» **DATA LISTING**:
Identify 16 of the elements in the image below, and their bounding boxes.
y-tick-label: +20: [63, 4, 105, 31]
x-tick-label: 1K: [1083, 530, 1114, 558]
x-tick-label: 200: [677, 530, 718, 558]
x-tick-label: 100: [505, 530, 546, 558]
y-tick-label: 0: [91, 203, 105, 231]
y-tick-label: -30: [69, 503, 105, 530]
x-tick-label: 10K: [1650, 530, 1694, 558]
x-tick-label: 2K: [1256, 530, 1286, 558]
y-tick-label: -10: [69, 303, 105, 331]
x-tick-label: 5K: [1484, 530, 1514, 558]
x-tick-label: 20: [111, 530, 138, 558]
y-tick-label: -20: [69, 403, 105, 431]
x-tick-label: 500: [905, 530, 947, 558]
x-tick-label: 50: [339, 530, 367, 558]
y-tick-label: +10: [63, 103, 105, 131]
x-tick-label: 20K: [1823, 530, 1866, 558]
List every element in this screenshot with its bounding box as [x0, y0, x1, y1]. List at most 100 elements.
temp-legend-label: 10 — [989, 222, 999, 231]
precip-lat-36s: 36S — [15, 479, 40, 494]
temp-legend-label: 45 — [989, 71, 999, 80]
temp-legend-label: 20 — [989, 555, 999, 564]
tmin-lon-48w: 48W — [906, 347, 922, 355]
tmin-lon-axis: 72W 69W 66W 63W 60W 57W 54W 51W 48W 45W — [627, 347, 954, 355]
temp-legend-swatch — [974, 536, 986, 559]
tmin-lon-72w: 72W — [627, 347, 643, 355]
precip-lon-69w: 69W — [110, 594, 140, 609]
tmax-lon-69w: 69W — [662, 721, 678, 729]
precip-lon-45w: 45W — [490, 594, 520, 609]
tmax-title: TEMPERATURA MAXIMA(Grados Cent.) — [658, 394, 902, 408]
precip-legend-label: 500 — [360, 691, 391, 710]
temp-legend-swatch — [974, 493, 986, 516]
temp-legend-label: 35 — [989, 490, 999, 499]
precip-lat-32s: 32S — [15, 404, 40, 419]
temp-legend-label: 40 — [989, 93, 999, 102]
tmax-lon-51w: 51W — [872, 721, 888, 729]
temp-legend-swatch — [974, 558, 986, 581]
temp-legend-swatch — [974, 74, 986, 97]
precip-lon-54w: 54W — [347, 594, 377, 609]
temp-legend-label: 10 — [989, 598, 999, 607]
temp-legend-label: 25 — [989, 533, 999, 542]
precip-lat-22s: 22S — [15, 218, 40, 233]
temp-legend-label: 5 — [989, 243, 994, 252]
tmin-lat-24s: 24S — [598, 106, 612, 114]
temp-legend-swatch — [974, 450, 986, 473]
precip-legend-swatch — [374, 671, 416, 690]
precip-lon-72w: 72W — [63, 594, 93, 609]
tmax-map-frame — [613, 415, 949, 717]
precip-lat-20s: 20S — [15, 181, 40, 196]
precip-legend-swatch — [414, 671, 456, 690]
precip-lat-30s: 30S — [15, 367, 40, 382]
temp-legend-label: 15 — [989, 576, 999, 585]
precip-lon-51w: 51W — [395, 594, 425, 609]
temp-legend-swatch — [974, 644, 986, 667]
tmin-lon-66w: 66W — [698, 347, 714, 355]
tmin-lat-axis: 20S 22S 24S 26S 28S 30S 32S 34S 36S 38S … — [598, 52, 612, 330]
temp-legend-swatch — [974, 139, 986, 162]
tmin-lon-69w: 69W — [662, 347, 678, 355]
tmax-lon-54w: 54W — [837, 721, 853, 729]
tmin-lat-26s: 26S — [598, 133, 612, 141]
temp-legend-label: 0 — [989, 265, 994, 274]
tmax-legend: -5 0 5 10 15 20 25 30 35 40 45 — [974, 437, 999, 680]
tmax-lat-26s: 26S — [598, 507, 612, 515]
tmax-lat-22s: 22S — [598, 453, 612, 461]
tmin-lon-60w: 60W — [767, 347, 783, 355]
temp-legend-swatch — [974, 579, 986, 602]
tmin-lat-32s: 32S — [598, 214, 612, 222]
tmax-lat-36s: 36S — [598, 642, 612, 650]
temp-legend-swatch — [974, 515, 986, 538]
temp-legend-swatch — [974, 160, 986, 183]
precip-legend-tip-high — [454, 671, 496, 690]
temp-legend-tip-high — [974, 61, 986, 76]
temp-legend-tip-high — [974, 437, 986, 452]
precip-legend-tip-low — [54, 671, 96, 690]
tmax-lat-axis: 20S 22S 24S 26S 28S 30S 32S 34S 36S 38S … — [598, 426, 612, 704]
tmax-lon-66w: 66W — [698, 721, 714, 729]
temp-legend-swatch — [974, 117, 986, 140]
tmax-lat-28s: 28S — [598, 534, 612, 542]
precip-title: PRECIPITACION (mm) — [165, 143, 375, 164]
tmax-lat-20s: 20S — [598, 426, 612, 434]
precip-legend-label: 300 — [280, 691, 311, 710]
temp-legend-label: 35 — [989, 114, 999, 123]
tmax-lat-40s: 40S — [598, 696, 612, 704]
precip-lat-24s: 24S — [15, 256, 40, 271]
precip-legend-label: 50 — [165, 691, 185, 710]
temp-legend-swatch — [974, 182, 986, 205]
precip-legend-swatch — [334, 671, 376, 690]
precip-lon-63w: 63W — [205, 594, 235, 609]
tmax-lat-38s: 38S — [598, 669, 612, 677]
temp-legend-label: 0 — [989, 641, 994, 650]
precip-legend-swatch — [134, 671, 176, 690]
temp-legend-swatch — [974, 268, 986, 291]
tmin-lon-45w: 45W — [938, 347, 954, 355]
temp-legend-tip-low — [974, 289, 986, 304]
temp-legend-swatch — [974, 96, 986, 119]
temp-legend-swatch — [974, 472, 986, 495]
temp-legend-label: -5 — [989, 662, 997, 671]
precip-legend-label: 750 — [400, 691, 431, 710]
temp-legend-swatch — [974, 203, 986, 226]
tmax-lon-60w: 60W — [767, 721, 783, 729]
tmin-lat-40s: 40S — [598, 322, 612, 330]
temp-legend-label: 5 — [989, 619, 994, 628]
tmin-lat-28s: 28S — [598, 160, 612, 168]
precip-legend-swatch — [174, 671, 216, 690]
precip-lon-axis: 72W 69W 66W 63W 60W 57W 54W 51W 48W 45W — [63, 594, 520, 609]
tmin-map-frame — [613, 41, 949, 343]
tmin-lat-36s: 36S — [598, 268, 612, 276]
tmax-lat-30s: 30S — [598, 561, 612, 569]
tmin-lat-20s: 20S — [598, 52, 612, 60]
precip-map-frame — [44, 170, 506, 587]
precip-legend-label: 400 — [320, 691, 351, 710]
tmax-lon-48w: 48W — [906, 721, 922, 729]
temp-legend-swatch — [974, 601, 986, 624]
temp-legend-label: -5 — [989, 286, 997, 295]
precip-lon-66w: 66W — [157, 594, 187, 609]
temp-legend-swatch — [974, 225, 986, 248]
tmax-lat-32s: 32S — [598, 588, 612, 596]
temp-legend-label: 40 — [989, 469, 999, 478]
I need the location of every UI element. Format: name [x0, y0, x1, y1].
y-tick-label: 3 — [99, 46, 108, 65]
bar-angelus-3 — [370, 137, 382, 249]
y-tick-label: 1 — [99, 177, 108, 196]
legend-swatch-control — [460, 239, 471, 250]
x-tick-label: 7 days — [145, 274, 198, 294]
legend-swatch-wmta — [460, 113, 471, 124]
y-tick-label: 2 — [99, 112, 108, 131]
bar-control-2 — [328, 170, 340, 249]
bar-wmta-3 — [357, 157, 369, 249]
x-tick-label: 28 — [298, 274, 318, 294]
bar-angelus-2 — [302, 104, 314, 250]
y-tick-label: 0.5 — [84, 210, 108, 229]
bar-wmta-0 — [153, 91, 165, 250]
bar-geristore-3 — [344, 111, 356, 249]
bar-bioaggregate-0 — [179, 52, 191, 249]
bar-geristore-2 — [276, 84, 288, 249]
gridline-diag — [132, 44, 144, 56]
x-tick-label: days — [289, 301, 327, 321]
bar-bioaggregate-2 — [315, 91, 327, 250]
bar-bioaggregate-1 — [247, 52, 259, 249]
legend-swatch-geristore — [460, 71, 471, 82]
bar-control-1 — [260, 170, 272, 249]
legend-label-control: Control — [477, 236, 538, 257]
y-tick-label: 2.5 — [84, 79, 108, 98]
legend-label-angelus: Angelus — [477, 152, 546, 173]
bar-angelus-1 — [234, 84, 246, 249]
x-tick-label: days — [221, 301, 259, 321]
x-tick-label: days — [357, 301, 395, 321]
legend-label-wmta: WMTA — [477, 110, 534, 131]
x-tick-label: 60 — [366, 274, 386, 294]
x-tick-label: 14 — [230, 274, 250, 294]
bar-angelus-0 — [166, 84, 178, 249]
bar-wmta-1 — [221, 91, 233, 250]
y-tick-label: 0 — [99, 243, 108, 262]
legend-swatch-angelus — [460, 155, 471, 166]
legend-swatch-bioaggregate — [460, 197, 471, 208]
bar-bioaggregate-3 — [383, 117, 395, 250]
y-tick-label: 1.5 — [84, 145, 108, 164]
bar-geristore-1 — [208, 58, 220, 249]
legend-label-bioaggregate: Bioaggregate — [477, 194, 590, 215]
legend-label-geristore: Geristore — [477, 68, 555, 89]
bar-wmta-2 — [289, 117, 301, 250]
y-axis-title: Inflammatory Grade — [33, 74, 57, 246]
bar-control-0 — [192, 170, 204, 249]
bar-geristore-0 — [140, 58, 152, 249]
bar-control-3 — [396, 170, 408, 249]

» **WHAT IS NEEDED**: Lay out every line from the start of the items through the line containing "x-tick-label: 10K: [1650, 530, 1694, 558]", inclusive, as a Markdown table with the columns Row and Line. Number each row and leave out blank lines.

» **ANSWER**:
| Row | Line |
|---|---|
| 1 | Identify 16 of the elements in the image below, and their bounding boxes. |
| 2 | y-tick-label: +20: [63, 4, 105, 31] |
| 3 | x-tick-label: 1K: [1083, 530, 1114, 558] |
| 4 | x-tick-label: 200: [677, 530, 718, 558] |
| 5 | x-tick-label: 100: [505, 530, 546, 558] |
| 6 | y-tick-label: 0: [91, 203, 105, 231] |
| 7 | y-tick-label: -30: [69, 503, 105, 530] |
| 8 | x-tick-label: 10K: [1650, 530, 1694, 558] |